▸ Task objective: Give the number of lines in the data that hold the word "钢制对焊无缝三通", and nothing else.

▸ Records shown:

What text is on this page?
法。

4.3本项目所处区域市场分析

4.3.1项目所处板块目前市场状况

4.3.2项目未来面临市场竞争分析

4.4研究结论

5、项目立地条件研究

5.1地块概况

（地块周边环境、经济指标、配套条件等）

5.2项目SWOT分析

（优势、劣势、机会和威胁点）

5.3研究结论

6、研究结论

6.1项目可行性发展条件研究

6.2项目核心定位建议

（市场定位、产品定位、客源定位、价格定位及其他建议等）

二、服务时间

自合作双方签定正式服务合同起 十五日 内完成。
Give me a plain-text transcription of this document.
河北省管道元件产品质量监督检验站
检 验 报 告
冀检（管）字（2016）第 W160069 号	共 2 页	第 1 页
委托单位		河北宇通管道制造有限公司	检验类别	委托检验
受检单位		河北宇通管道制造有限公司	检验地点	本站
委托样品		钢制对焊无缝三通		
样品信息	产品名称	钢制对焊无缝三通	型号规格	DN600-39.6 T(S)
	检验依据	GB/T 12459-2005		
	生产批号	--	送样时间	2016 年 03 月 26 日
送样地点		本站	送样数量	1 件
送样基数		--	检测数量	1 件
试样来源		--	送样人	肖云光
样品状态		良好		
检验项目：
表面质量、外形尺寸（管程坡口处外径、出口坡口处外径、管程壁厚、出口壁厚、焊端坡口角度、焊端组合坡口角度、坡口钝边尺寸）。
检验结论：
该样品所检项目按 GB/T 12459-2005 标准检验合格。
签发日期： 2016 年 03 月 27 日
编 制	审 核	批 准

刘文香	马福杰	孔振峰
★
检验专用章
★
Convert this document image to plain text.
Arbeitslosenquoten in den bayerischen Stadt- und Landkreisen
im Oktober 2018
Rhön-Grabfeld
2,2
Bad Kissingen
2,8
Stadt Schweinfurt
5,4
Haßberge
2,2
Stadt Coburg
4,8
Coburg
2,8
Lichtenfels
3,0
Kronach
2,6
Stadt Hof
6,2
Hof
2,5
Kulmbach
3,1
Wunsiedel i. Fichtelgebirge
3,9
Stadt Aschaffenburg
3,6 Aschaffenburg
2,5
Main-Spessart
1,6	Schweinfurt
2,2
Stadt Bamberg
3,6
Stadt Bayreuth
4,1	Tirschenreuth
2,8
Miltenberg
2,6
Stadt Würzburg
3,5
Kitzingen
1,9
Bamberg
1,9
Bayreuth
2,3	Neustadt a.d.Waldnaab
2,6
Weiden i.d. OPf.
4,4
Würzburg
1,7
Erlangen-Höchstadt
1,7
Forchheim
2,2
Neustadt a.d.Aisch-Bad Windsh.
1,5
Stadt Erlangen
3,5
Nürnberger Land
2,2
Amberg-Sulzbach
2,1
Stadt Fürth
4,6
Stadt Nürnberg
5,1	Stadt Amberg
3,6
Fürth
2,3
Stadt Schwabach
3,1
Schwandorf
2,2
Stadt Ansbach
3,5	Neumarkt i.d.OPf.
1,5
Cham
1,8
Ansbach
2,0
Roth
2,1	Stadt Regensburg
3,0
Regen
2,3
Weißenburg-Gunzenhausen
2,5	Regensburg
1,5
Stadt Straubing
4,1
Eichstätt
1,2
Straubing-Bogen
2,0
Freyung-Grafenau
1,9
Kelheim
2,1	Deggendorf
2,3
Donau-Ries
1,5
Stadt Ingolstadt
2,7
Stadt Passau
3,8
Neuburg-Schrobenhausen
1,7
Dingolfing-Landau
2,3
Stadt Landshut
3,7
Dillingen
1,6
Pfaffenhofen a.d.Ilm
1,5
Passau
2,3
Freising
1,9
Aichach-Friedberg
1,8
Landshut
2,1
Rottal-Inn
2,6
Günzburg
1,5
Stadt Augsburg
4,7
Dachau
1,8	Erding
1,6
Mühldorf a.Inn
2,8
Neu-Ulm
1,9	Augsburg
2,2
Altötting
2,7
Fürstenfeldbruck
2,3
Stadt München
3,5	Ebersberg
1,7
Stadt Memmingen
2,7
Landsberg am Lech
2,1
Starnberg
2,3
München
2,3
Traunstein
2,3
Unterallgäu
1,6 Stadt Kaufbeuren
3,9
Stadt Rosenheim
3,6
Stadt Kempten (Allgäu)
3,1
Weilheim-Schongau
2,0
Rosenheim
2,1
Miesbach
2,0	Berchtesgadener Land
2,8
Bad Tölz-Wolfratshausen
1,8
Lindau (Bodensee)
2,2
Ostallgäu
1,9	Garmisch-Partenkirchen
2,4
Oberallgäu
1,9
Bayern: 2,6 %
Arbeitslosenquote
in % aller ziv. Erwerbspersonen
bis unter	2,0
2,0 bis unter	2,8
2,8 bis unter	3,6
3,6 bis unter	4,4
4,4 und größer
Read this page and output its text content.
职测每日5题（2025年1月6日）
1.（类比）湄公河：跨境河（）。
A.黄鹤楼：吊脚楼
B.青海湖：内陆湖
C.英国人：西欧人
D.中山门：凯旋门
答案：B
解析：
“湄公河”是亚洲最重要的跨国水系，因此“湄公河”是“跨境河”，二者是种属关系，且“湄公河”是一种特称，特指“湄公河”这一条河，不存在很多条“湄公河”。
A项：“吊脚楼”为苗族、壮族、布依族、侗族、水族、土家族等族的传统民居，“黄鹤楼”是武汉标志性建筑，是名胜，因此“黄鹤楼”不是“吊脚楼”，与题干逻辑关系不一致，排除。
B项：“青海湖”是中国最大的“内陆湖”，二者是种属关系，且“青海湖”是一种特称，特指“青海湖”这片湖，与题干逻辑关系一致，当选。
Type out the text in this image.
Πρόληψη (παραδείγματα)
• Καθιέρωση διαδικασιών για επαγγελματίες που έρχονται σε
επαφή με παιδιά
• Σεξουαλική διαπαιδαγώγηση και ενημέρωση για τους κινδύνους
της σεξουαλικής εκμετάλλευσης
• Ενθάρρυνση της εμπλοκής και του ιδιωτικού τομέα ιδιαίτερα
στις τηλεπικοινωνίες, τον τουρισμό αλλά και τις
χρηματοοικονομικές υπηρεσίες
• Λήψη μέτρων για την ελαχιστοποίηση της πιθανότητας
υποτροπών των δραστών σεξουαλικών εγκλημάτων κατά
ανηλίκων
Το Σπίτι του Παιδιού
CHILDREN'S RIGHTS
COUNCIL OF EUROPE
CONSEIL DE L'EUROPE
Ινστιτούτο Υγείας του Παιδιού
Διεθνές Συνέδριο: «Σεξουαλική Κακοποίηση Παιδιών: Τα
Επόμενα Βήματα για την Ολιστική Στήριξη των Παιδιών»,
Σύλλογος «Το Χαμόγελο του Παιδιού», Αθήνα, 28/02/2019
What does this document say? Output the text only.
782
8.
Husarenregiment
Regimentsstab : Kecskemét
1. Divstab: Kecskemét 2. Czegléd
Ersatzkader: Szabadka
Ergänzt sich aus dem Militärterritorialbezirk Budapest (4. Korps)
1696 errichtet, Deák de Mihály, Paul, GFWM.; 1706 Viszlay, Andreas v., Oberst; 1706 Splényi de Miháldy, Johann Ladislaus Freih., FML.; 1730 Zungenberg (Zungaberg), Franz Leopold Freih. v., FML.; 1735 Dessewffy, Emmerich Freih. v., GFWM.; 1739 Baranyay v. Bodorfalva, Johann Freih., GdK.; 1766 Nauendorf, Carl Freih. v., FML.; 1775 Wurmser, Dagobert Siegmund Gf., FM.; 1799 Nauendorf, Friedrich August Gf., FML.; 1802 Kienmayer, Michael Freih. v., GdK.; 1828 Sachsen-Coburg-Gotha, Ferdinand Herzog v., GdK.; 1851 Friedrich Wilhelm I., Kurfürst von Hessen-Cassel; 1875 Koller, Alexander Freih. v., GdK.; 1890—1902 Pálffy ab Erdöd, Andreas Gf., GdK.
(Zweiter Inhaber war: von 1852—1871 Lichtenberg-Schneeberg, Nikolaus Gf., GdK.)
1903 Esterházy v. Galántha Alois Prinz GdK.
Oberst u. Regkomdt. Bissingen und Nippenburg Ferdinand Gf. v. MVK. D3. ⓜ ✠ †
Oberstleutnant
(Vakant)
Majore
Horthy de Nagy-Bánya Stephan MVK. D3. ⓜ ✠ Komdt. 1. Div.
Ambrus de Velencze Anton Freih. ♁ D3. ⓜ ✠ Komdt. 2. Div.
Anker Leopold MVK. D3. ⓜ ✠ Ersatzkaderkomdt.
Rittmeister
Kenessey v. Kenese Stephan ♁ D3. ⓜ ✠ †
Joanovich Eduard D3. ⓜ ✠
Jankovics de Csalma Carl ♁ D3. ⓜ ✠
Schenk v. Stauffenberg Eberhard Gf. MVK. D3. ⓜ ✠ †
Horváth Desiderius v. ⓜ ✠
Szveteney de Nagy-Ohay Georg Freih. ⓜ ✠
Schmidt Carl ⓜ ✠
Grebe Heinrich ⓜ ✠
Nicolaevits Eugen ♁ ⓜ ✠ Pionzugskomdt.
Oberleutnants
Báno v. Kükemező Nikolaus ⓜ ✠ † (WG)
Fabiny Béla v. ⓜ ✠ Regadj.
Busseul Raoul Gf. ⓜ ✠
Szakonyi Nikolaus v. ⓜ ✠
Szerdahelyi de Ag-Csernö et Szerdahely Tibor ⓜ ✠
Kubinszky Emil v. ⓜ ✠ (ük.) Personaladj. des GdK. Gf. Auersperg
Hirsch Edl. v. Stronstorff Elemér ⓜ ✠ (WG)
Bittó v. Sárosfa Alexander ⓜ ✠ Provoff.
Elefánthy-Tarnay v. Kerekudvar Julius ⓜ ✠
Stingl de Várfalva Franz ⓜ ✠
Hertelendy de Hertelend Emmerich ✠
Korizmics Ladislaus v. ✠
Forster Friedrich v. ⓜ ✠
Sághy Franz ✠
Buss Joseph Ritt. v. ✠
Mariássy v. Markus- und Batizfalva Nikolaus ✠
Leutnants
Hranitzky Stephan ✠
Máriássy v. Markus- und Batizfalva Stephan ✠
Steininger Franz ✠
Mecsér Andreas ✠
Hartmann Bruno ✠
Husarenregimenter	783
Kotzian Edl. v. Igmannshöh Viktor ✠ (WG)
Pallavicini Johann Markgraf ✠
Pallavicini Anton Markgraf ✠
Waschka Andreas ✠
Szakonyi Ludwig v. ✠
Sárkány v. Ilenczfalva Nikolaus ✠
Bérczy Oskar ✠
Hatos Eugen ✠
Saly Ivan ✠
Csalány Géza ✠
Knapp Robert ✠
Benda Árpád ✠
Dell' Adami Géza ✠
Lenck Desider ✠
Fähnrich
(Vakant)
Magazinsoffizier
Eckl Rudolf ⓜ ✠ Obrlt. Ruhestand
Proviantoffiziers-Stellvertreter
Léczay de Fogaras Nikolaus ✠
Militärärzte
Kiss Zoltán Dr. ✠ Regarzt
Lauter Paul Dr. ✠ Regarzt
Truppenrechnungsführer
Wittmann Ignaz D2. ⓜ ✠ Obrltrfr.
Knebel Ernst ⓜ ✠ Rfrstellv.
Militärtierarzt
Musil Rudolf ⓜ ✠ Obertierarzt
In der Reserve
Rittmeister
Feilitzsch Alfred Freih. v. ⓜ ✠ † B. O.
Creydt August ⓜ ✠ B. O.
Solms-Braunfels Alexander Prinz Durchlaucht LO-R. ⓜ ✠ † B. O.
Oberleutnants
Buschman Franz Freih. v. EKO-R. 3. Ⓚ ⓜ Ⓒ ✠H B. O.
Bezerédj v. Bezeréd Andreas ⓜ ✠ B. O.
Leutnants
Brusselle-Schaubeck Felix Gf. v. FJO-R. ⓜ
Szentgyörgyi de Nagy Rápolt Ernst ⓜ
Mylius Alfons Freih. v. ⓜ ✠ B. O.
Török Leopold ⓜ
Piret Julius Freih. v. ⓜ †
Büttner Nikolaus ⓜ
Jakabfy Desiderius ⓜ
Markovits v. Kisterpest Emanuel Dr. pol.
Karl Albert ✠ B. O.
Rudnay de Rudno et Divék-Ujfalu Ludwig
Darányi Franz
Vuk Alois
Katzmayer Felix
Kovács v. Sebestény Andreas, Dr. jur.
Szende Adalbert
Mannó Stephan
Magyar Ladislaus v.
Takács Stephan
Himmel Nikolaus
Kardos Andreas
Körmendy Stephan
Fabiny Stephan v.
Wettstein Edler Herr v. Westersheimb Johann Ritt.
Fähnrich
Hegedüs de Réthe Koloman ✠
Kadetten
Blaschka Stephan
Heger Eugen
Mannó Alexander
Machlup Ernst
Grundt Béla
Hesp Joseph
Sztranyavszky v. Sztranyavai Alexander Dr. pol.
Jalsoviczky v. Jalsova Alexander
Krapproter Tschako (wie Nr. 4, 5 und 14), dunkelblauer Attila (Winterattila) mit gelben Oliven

▸ Answer below: 2